(A block of data)

# # #

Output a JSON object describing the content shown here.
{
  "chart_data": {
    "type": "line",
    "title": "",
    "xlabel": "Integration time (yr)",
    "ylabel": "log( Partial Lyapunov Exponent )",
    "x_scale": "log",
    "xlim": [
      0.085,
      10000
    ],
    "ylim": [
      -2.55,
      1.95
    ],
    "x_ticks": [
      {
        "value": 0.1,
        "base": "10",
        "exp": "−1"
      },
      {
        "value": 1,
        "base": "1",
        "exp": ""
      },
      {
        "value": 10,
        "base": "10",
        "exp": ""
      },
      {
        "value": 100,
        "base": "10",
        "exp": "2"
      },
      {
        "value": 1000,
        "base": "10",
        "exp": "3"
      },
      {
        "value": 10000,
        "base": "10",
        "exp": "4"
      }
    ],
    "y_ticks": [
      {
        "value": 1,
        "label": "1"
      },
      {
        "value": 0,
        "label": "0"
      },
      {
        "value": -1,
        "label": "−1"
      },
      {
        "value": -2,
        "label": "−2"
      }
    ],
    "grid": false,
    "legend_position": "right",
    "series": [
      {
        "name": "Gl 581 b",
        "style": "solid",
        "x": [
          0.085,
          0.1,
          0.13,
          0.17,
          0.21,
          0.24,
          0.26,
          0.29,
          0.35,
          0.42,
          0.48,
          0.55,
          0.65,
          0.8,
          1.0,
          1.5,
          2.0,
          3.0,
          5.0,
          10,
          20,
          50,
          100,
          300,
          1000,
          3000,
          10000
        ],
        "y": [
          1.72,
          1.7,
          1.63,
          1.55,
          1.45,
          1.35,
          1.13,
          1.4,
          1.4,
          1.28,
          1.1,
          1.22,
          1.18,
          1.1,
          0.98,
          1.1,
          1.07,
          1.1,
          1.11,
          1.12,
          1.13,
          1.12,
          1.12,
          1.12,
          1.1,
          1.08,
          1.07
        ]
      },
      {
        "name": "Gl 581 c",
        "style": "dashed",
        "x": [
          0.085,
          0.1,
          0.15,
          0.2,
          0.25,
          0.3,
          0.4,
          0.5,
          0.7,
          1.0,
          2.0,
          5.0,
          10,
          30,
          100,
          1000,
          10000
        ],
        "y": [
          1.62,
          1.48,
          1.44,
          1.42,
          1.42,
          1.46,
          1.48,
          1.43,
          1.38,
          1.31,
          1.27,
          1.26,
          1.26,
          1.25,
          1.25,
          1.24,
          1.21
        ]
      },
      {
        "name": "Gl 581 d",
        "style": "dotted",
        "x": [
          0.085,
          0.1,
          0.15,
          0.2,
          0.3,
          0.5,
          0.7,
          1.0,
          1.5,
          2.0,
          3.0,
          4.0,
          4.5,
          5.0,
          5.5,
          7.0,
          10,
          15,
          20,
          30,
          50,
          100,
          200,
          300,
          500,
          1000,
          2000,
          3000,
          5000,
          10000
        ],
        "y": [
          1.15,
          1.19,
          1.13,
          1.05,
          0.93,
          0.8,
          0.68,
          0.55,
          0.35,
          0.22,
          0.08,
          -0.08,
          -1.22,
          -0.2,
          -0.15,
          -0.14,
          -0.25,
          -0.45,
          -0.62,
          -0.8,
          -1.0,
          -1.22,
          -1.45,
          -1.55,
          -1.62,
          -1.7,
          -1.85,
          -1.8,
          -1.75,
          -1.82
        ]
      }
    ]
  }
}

# # #

# WHAT THIS TASK INVOLVES:
Reproduce each entry above exactly, keeping every word.

# EXERCISE RESPONSE:
Output a JSON object describing the content shown here.
{
  "chart_data": {
    "type": "line",
    "title": "",
    "xlabel": "Integration time (yr)",
    "ylabel": "log( Partial Lyapunov Exponent )",
    "x_scale": "log",
    "xlim": [
      0.085,
      10000
    ],
    "ylim": [
      -2.55,
      1.95
    ],
    "x_ticks": [
      {
        "value": 0.1,
        "base": "10",
        "exp": "−1"
      },
      {
        "value": 1,
        "base": "1",
        "exp": ""
      },
      {
        "value": 10,
        "base": "10",
        "exp": ""
      },
      {
        "value": 100,
        "base": "10",
        "exp": "2"
      },
      {
        "value": 1000,
        "base": "10",
        "exp": "3"
      },
      {
        "value": 10000,
        "base": "10",
        "exp": "4"
      }
    ],
    "y_ticks": [
      {
        "value": 1,
        "label": "1"
      },
      {
        "value": 0,
        "label": "0"
      },
      {
        "value": -1,
        "label": "−1"
      },
      {
        "value": -2,
        "label": "−2"
      }
    ],
    "grid": false,
    "legend_position": "right",
    "series": [
      {
        "name": "Gl 581 b",
        "style": "solid",
        "x": [
          0.085,
          0.1,
          0.13,
          0.17,
          0.21,
          0.24,
          0.26,
          0.29,
          0.35,
          0.42,
          0.48,
          0.55,
          0.65,
          0.8,
          1.0,
          1.5,
          2.0,
          3.0,
          5.0,
          10,
          20,
          50,
          100,
          300,
          1000,
          3000,
          10000
        ],
        "y": [
          1.72,
          1.7,
          1.63,
          1.55,
          1.45,
          1.35,
          1.13,
          1.4,
          1.4,
          1.28,
          1.1,
          1.22,
          1.18,
          1.1,
          0.98,
          1.1,
          1.07,
          1.1,
          1.11,
          1.12,
          1.13,
          1.12,
          1.12,
          1.12,
          1.1,
          1.08,
          1.07
        ]
      },
      {
        "name": "Gl 581 c",
        "style": "dashed",
        "x": [
          0.085,
          0.1,
          0.15,
          0.2,
          0.25,
          0.3,
          0.4,
          0.5,
          0.7,
          1.0,
          2.0,
          5.0,
          10,
          30,
          100,
          1000,
          10000
        ],
        "y": [
          1.62,
          1.48,
          1.44,
          1.42,
          1.42,
          1.46,
          1.48,
          1.43,
          1.38,
          1.31,
          1.27,
          1.26,
          1.26,
          1.25,
          1.25,
          1.24,
          1.21
        ]
      },
      {
        "name": "Gl 581 d",
        "style": "dotted",
        "x": [
          0.085,
          0.1,
          0.15,
          0.2,
          0.3,
          0.5,
          0.7,
          1.0,
          1.5,
          2.0,
          3.0,
          4.0,
          4.5,
          5.0,
          5.5,
          7.0,
          10,
          15,
          20,
          30,
          50,
          100,
          200,
          300,
          500,
          1000,
          2000,
          3000,
          5000,
          10000
        ],
        "y": [
          1.15,
          1.19,
          1.13,
          1.05,
          0.93,
          0.8,
          0.68,
          0.55,
          0.35,
          0.22,
          0.08,
          -0.08,
          -1.22,
          -0.2,
          -0.15,
          -0.14,
          -0.25,
          -0.45,
          -0.62,
          -0.8,
          -1.0,
          -1.22,
          -1.45,
          -1.55,
          -1.62,
          -1.7,
          -1.85,
          -1.8,
          -1.75,
          -1.82
        ]
      }
    ]
  }
}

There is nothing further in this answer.